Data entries
********************
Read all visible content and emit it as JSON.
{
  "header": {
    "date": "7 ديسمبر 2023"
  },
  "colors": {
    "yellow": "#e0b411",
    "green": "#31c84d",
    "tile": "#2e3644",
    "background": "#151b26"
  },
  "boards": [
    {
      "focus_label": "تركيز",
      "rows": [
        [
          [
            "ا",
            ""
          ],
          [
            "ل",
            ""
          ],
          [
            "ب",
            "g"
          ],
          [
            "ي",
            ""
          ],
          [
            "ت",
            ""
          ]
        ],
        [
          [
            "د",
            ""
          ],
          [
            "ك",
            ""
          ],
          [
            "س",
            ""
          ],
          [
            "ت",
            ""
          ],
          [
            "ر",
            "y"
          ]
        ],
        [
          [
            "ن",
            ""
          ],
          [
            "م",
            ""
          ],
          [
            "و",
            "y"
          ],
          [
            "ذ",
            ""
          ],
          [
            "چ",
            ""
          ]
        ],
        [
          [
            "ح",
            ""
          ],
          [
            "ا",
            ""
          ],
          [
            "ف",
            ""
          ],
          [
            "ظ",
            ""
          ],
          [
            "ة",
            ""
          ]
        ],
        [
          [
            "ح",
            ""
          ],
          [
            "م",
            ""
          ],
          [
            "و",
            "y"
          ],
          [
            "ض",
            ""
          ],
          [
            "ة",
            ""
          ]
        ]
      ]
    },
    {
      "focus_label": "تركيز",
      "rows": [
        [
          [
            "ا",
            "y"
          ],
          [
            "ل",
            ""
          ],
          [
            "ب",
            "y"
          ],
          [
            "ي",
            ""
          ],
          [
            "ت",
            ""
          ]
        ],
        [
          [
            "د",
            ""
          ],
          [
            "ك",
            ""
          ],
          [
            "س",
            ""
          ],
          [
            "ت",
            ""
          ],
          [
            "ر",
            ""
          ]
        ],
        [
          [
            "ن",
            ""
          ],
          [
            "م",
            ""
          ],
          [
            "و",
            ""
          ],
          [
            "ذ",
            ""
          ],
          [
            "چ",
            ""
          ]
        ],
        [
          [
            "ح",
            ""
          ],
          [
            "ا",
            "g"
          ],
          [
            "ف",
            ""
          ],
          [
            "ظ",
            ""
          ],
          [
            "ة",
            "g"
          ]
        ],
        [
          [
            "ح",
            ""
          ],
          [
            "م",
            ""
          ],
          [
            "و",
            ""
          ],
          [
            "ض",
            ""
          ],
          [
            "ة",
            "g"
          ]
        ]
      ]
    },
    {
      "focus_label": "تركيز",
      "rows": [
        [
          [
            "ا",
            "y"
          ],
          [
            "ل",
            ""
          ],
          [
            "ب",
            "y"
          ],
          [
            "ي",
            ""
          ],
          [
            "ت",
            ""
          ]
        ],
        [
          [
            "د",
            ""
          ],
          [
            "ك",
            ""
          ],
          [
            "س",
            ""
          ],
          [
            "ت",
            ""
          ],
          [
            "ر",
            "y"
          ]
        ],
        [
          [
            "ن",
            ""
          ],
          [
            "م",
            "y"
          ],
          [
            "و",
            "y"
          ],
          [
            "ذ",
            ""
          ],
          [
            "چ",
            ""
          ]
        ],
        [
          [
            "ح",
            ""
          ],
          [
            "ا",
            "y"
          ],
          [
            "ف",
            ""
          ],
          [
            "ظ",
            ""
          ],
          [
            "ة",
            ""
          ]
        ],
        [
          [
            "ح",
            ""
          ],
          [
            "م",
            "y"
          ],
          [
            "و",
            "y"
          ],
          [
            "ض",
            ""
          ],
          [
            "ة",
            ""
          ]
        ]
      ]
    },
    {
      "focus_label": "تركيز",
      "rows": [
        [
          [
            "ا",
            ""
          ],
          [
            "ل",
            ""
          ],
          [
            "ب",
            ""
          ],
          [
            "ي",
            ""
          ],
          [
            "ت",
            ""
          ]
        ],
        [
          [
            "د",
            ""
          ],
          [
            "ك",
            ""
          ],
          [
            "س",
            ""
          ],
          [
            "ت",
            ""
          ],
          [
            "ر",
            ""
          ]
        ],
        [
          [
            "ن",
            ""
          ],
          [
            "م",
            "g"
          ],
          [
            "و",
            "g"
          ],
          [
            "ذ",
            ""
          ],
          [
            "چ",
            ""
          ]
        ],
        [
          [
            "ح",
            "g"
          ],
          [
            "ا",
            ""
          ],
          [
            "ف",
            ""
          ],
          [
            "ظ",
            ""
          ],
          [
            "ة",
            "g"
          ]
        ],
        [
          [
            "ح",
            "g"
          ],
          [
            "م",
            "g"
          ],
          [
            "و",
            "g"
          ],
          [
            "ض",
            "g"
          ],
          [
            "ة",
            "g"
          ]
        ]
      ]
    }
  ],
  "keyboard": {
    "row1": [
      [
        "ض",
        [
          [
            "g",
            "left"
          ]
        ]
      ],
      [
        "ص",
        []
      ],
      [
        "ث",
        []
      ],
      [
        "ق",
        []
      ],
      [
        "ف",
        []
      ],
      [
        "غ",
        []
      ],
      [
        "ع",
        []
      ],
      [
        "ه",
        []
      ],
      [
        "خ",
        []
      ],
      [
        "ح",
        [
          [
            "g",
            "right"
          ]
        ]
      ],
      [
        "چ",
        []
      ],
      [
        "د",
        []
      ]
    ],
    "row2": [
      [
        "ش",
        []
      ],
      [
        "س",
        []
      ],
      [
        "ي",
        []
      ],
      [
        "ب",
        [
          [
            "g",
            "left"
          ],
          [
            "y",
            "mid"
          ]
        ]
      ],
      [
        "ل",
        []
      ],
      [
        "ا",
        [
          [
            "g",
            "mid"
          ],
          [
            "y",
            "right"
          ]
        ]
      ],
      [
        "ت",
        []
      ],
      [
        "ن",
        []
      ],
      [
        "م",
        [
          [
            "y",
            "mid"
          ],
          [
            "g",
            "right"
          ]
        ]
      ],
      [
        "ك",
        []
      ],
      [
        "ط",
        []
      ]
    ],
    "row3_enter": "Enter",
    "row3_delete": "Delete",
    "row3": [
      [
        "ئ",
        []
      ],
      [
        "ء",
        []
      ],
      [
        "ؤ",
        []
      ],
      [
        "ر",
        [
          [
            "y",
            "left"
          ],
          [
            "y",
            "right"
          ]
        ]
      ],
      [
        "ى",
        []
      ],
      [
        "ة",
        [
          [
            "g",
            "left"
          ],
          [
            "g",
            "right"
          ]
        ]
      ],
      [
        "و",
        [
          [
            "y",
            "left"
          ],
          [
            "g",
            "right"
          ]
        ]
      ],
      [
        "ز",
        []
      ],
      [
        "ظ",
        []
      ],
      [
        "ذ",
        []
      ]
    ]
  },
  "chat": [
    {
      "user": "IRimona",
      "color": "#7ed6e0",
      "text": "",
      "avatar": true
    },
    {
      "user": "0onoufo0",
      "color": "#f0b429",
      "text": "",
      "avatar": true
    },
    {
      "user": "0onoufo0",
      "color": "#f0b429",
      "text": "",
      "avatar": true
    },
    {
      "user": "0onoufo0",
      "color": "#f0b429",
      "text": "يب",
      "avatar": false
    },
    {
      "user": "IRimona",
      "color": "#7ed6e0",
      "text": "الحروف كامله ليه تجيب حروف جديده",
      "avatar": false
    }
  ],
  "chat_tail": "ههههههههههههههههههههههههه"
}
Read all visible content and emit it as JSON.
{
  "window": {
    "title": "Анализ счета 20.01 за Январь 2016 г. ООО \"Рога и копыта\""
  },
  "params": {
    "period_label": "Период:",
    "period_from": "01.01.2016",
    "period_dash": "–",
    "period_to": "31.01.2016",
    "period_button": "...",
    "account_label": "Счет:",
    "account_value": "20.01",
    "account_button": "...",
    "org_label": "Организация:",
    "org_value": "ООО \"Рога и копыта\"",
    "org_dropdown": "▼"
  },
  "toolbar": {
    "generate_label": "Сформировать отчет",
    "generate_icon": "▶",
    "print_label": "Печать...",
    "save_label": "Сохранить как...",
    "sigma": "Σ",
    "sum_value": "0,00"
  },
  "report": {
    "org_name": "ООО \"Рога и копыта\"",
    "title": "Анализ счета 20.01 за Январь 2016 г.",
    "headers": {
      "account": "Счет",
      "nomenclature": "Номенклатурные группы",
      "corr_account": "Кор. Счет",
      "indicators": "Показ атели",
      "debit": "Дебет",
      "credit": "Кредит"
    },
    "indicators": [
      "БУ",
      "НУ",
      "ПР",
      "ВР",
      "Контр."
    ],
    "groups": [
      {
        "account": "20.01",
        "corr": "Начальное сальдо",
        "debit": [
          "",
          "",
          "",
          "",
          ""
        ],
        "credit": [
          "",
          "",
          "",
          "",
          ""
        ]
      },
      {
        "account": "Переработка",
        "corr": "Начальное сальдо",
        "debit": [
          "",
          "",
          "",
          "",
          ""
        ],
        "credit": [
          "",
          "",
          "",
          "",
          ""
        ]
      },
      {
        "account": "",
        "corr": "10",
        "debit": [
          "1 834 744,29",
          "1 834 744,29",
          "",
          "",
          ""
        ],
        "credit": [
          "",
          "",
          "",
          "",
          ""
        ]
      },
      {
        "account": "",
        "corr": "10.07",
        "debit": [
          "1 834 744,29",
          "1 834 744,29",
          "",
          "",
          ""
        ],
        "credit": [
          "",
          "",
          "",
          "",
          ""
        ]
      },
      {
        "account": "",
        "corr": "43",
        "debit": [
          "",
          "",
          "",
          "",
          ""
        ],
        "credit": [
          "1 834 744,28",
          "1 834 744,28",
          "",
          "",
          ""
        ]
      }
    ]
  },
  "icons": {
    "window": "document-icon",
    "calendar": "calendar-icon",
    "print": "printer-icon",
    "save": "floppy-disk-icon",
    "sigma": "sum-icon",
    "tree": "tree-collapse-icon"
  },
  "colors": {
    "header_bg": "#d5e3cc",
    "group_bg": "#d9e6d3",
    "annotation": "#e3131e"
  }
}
********************
TASK INSTRUCTIONS
In the data above, count the lines where the word "Анализ" appears; reply with the number only.

ANSWER BELOW
2